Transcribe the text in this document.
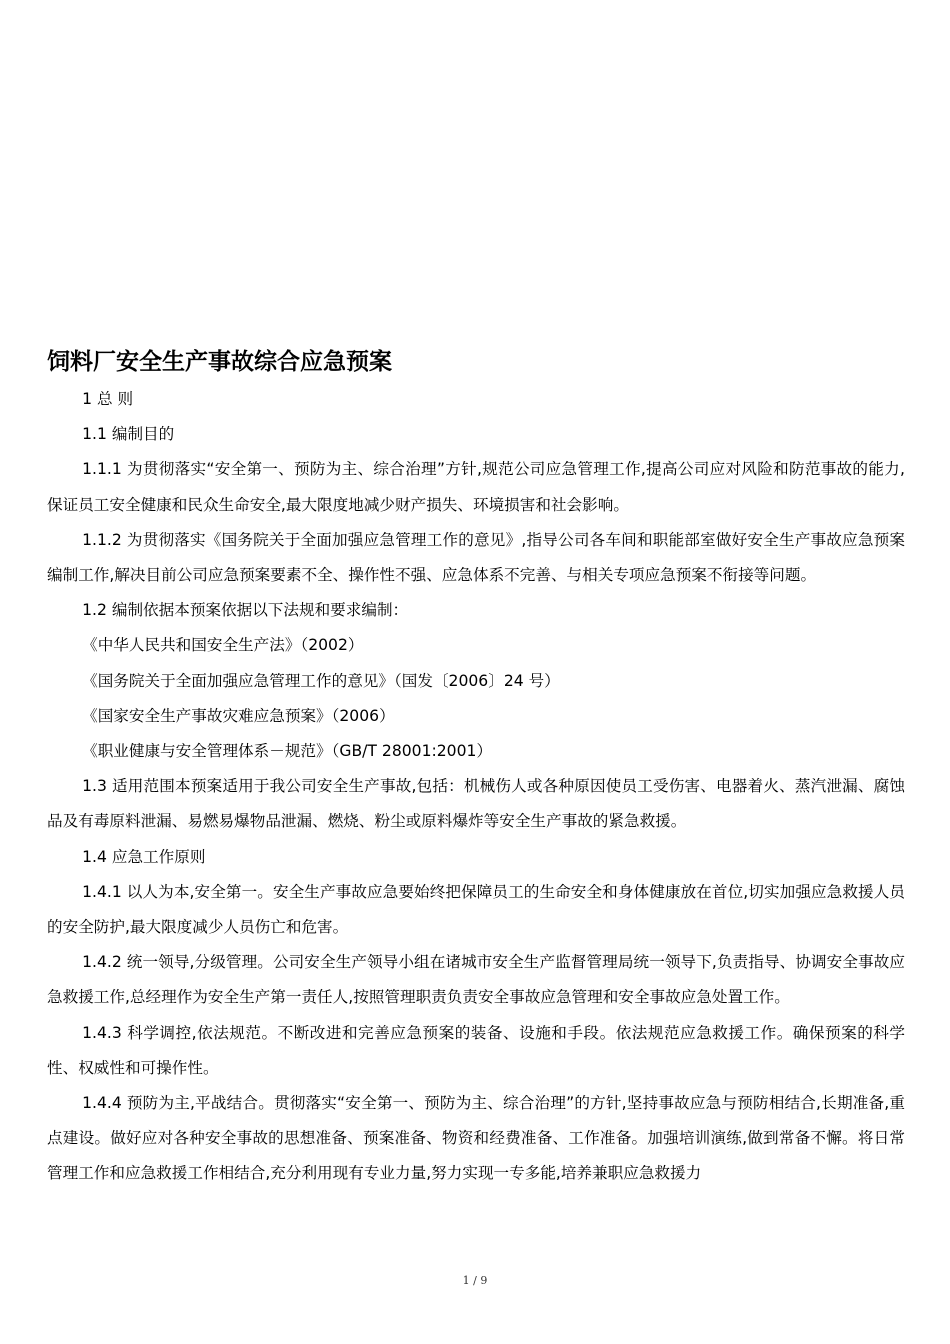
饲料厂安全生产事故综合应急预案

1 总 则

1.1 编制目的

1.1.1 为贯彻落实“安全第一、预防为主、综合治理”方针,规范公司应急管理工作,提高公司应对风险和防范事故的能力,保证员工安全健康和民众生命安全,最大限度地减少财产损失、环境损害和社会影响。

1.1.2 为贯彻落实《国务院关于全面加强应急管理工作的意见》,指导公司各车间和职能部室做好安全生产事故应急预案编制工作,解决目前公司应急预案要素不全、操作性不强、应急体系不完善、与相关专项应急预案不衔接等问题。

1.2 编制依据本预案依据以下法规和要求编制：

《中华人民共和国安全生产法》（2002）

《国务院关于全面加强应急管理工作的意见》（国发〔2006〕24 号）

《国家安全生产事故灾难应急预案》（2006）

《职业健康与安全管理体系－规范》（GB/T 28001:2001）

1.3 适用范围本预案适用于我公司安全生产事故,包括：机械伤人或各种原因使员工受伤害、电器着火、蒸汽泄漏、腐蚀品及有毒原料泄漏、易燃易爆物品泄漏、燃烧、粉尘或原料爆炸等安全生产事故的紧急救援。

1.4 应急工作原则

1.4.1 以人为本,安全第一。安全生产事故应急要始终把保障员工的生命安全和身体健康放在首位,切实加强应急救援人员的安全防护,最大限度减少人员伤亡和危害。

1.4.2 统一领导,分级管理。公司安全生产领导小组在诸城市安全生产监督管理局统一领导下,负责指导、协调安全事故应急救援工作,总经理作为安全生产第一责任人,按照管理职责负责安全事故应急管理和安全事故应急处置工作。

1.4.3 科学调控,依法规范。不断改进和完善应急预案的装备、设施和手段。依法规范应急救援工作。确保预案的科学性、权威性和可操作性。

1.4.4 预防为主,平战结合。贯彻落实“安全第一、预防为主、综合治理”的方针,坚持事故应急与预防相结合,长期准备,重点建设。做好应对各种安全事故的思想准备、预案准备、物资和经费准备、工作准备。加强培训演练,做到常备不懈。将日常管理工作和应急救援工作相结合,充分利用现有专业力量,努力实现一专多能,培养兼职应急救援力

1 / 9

__________

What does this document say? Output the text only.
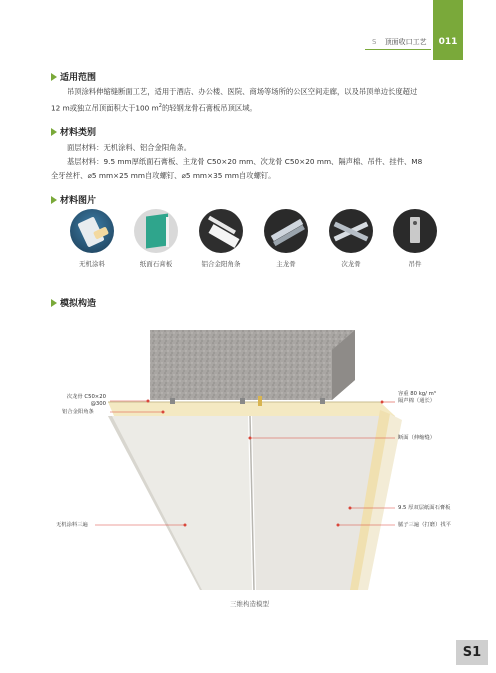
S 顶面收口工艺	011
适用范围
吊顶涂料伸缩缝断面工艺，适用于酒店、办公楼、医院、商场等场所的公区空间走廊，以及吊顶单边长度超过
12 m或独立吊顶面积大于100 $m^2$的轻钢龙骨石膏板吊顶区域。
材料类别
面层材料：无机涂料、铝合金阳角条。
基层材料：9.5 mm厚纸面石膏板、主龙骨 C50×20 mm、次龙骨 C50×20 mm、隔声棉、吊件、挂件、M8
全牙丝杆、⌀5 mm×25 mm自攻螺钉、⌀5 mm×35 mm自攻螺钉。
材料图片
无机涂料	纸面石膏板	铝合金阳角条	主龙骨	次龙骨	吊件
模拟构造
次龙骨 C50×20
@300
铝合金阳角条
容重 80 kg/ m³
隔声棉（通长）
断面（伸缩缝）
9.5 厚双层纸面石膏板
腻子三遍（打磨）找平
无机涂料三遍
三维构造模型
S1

__________

__Task brief__: Find each line in the records holding the string "国务院关于全面加强应急管理工作的意见" and show it.

__Task solution__:
1.1.2 为贯彻落实《国务院关于全面加强应急管理工作的意见》,指导公司各车间和职能部室做好安全生产事故应急预案编制工作,解决目前公司应急预案要素不全、操作性不强、应急体系不完善、与相关专项应急预案不衔接等问题。
《国务院关于全面加强应急管理工作的意见》（国发〔2006〕24 号）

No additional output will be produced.